>> Begin Given data

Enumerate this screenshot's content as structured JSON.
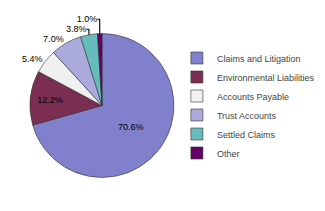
{
  "chart_data": {
    "type": "pie",
    "categories": [
      "Claims and Litigation",
      "Environmental Liabilities",
      "Accounts Payable",
      "Trust Accounts",
      "Settled Claims",
      "Other"
    ],
    "values": [
      70.6,
      12.2,
      5.4,
      7.0,
      3.8,
      1.0
    ],
    "value_labels": [
      "70.6%",
      "12.2%",
      "5.4%",
      "7.0%",
      "3.8%",
      "1.0%"
    ],
    "colors": [
      "#8080CC",
      "#7B2D52",
      "#F0F0F0",
      "#AAAADD",
      "#66BBBB",
      "#660066"
    ],
    "data_labels": true,
    "legend": "right"
  }
}
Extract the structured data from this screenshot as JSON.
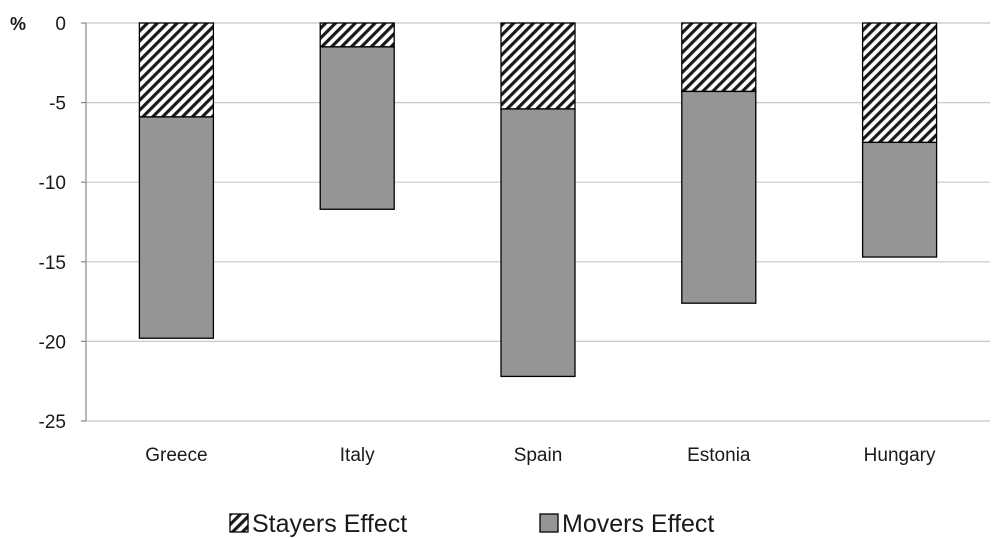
{
  "chart_data": {
    "type": "bar",
    "stacked": true,
    "categories": [
      "Greece",
      "Italy",
      "Spain",
      "Estonia",
      "Hungary"
    ],
    "series": [
      {
        "name": "Stayers Effect",
        "values": [
          -5.9,
          -1.5,
          -5.4,
          -4.3,
          -7.5
        ],
        "pattern": "diagonal-hatch",
        "color": "#1a1a1a"
      },
      {
        "name": "Movers Effect",
        "values": [
          -13.9,
          -10.2,
          -16.8,
          -13.3,
          -7.2
        ],
        "pattern": "solid",
        "color": "#959595"
      }
    ],
    "yticks": [
      "0",
      "-5",
      "-10",
      "-15",
      "-20",
      "-25"
    ],
    "ytick_values": [
      0,
      -5,
      -10,
      -15,
      -20,
      -25
    ],
    "ylim": [
      -25,
      0
    ],
    "ylabel": "%",
    "xlabel": "",
    "title": "",
    "grid": true,
    "legend_position": "bottom"
  }
}
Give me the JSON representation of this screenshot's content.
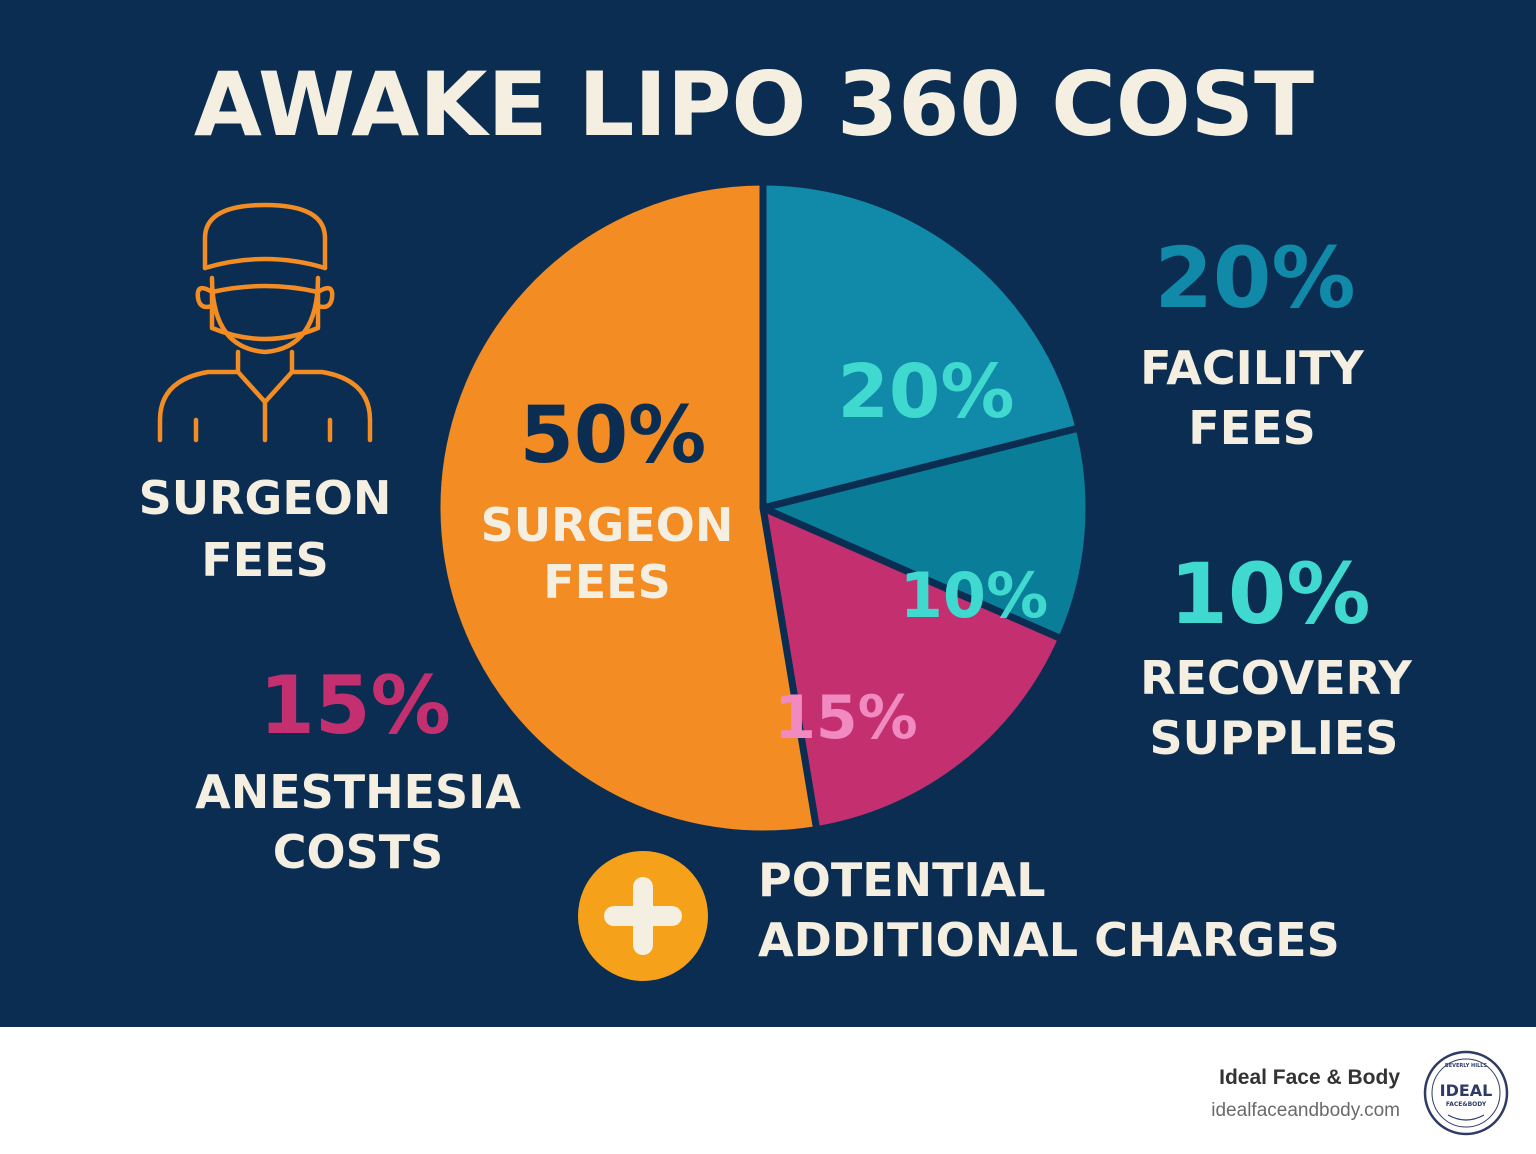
{
  "colors": {
    "background": "#0b2d52",
    "cream": "#f5efe1",
    "orange": "#f28c23",
    "teal": "#1189a8",
    "teal_dark": "#0a7d99",
    "magenta": "#c4306f",
    "aqua": "#3fd9cf",
    "pink_light": "#f08ac0",
    "navy_text": "#0b2d52",
    "plus_circle": "#f5a21a"
  },
  "chart_data": {
    "type": "pie",
    "title": "AWAKE LIPO 360 COST",
    "slices": [
      {
        "label": "SURGEON FEES",
        "value": 50,
        "percent_label": "50%",
        "color": "#f28c23",
        "label_color": "#0b2d52"
      },
      {
        "label": "FACILITY FEES",
        "value": 20,
        "percent_label": "20%",
        "color": "#1189a8",
        "label_color": "#3fd9cf"
      },
      {
        "label": "RECOVERY SUPPLIES",
        "value": 10,
        "percent_label": "10%",
        "color": "#0a7d99",
        "label_color": "#3fd9cf"
      },
      {
        "label": "ANESTHESIA COSTS",
        "value": 15,
        "percent_label": "15%",
        "color": "#c4306f",
        "label_color": "#f08ac0"
      }
    ],
    "inner_label_lines": [
      "SURGEON",
      "FEES"
    ],
    "callouts": {
      "surgeon": [
        "SURGEON",
        "FEES"
      ],
      "facility": {
        "percent": "20%",
        "lines": [
          "FACILITY",
          "FEES"
        ]
      },
      "recovery": {
        "percent": "10%",
        "lines": [
          "RECOVERY",
          "SUPPLIES"
        ]
      },
      "anesthesia": {
        "percent": "15%",
        "lines": [
          "ANESTHESIA",
          "COSTS"
        ]
      },
      "additional": [
        "POTENTIAL",
        "ADDITIONAL CHARGES"
      ]
    }
  },
  "icons": {
    "surgeon": "surgeon-icon",
    "plus": "plus-icon"
  },
  "footer": {
    "brand_name": "Ideal Face & Body",
    "brand_url": "idealfaceandbody.com",
    "logo_text": "IDEAL",
    "logo_subtext": "FACE&BODY",
    "logo_ring_text": "BEVERLY HILLS"
  }
}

>> End Given data

» **What the task asks**
Please transcribe the material above exactly as written. Leave the pictures out.

» **Reply to the exercise**
Enumerate this screenshot's content as structured JSON.
{
  "chart_data": {
    "type": "pie",
    "categories": [
      "Claims and Litigation",
      "Environmental Liabilities",
      "Accounts Payable",
      "Trust Accounts",
      "Settled Claims",
      "Other"
    ],
    "values": [
      70.6,
      12.2,
      5.4,
      7.0,
      3.8,
      1.0
    ],
    "value_labels": [
      "70.6%",
      "12.2%",
      "5.4%",
      "7.0%",
      "3.8%",
      "1.0%"
    ],
    "colors": [
      "#8080CC",
      "#7B2D52",
      "#F0F0F0",
      "#AAAADD",
      "#66BBBB",
      "#660066"
    ],
    "data_labels": true,
    "legend": "right"
  }
}
Extract the structured data from this screenshot as JSON.
{
  "chart_data": {
    "type": "bar",
    "stacked": true,
    "categories": [
      "Greece",
      "Italy",
      "Spain",
      "Estonia",
      "Hungary"
    ],
    "series": [
      {
        "name": "Stayers Effect",
        "values": [
          -5.9,
          -1.5,
          -5.4,
          -4.3,
          -7.5
        ],
        "pattern": "diagonal-hatch",
        "color": "#1a1a1a"
      },
      {
        "name": "Movers Effect",
        "values": [
          -13.9,
          -10.2,
          -16.8,
          -13.3,
          -7.2
        ],
        "pattern": "solid",
        "color": "#959595"
      }
    ],
    "yticks": [
      "0",
      "-5",
      "-10",
      "-15",
      "-20",
      "-25"
    ],
    "ytick_values": [
      0,
      -5,
      -10,
      -15,
      -20,
      -25
    ],
    "ylim": [
      -25,
      0
    ],
    "ylabel": "%",
    "xlabel": "",
    "title": "",
    "grid": true,
    "legend_position": "bottom"
  }
}
Give me the JSON representation of this screenshot's content.
{
  "colors": {
    "background": "#0b2d52",
    "cream": "#f5efe1",
    "orange": "#f28c23",
    "teal": "#1189a8",
    "teal_dark": "#0a7d99",
    "magenta": "#c4306f",
    "aqua": "#3fd9cf",
    "pink_light": "#f08ac0",
    "navy_text": "#0b2d52",
    "plus_circle": "#f5a21a"
  },
  "chart_data": {
    "type": "pie",
    "title": "AWAKE LIPO 360 COST",
    "slices": [
      {
        "label": "SURGEON FEES",
        "value": 50,
        "percent_label": "50%",
        "color": "#f28c23",
        "label_color": "#0b2d52"
      },
      {
        "label": "FACILITY FEES",
        "value": 20,
        "percent_label": "20%",
        "color": "#1189a8",
        "label_color": "#3fd9cf"
      },
      {
        "label": "RECOVERY SUPPLIES",
        "value": 10,
        "percent_label": "10%",
        "color": "#0a7d99",
        "label_color": "#3fd9cf"
      },
      {
        "label": "ANESTHESIA COSTS",
        "value": 15,
        "percent_label": "15%",
        "color": "#c4306f",
        "label_color": "#f08ac0"
      }
    ],
    "inner_label_lines": [
      "SURGEON",
      "FEES"
    ],
    "callouts": {
      "surgeon": [
        "SURGEON",
        "FEES"
      ],
      "facility": {
        "percent": "20%",
        "lines": [
          "FACILITY",
          "FEES"
        ]
      },
      "recovery": {
        "percent": "10%",
        "lines": [
          "RECOVERY",
          "SUPPLIES"
        ]
      },
      "anesthesia": {
        "percent": "15%",
        "lines": [
          "ANESTHESIA",
          "COSTS"
        ]
      },
      "additional": [
        "POTENTIAL",
        "ADDITIONAL CHARGES"
      ]
    }
  },
  "icons": {
    "surgeon": "surgeon-icon",
    "plus": "plus-icon"
  },
  "footer": {
    "brand_name": "Ideal Face & Body",
    "brand_url": "idealfaceandbody.com",
    "logo_text": "IDEAL",
    "logo_subtext": "FACE&BODY",
    "logo_ring_text": "BEVERLY HILLS"
  }
}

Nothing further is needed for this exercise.